▸ **TASK STATEMENT**
Check each line of the records below for the word "Above" and copy those where it appears.

▸ **INFORMATION SHOWN**
>>

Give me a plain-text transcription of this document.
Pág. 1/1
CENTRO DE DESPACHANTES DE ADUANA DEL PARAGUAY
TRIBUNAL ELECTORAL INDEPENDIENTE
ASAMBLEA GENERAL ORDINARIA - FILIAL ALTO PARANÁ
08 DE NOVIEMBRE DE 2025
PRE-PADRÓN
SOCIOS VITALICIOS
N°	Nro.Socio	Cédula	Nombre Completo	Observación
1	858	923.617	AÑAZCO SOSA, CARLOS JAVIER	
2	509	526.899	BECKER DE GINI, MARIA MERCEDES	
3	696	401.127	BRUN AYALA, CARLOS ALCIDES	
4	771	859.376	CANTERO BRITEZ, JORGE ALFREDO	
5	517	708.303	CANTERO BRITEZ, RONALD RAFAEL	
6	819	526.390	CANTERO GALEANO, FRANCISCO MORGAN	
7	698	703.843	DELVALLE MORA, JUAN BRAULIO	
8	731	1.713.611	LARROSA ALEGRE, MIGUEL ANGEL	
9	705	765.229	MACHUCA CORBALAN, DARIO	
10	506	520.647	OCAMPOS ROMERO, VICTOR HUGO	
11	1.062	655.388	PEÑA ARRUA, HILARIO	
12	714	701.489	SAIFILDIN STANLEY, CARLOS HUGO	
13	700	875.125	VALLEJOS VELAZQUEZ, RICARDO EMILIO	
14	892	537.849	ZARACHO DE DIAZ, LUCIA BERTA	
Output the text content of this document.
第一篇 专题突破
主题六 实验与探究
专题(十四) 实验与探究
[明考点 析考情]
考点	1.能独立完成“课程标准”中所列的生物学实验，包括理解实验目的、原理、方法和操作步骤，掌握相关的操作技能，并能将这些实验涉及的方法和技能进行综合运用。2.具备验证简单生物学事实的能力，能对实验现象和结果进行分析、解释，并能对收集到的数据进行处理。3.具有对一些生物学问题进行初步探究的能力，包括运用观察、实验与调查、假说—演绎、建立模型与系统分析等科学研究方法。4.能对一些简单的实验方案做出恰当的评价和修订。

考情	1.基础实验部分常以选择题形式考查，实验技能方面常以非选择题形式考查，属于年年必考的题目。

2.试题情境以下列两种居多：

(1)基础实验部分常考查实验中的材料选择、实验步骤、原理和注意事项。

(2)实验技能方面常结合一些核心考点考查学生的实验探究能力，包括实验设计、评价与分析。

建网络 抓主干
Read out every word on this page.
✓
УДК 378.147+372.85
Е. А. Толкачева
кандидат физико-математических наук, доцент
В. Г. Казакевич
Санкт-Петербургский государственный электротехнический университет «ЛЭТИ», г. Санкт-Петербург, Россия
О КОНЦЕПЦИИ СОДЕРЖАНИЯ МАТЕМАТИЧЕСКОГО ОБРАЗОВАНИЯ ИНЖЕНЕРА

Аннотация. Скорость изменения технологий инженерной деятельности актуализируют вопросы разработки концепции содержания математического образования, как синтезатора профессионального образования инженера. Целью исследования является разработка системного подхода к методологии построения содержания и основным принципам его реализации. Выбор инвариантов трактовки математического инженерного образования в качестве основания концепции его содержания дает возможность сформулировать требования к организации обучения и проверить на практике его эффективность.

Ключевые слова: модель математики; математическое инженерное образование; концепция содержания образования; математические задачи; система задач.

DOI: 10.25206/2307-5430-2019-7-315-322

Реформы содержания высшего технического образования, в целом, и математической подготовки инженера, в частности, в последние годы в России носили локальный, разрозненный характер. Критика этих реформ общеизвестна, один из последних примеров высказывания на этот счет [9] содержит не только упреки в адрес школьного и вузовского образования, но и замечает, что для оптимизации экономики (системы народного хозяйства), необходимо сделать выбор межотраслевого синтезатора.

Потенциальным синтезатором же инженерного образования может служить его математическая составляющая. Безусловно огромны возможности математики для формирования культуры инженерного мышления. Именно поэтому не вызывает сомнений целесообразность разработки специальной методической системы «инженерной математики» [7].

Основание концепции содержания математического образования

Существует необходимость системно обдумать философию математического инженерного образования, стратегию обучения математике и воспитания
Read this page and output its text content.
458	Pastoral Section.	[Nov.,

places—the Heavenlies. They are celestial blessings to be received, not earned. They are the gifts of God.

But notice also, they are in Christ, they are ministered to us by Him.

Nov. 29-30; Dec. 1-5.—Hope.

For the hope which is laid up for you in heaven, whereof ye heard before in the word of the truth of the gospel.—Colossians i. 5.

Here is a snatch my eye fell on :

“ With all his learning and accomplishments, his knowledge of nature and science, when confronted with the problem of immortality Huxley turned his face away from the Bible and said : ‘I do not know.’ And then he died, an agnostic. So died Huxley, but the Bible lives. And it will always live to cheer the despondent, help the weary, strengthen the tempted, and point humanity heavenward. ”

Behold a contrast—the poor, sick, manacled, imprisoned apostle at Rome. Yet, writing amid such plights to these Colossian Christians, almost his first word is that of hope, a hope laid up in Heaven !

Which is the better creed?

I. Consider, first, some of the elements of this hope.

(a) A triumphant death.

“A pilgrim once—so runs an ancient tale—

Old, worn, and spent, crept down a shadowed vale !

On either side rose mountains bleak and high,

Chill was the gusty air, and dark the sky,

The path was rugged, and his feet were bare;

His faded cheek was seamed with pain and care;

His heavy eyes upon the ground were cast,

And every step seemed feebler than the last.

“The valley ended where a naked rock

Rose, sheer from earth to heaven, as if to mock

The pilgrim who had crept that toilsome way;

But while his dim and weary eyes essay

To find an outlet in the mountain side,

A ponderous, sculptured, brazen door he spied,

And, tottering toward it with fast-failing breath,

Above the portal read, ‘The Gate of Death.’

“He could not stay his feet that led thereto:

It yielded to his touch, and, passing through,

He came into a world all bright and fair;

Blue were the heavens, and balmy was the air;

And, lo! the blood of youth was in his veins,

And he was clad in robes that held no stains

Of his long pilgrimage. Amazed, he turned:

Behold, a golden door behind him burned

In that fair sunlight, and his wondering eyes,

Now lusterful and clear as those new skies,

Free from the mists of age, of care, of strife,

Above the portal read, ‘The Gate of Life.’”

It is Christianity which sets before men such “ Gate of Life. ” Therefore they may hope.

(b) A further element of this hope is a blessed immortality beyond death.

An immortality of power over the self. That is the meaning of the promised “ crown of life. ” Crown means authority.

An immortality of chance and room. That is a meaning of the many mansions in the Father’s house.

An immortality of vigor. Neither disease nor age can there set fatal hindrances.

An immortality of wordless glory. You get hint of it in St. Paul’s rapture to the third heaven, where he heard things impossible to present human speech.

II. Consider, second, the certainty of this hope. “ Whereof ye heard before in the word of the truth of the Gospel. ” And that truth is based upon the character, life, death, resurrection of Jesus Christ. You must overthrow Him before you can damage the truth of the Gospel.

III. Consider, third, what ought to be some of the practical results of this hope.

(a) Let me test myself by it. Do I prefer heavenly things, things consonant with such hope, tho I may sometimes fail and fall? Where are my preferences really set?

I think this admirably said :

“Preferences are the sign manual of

<<

▸ **RESULT OF THE EXERCISE**
Above the portal read, ‘The Gate of Death.’
Above the portal read, ‘The Gate of Life.’”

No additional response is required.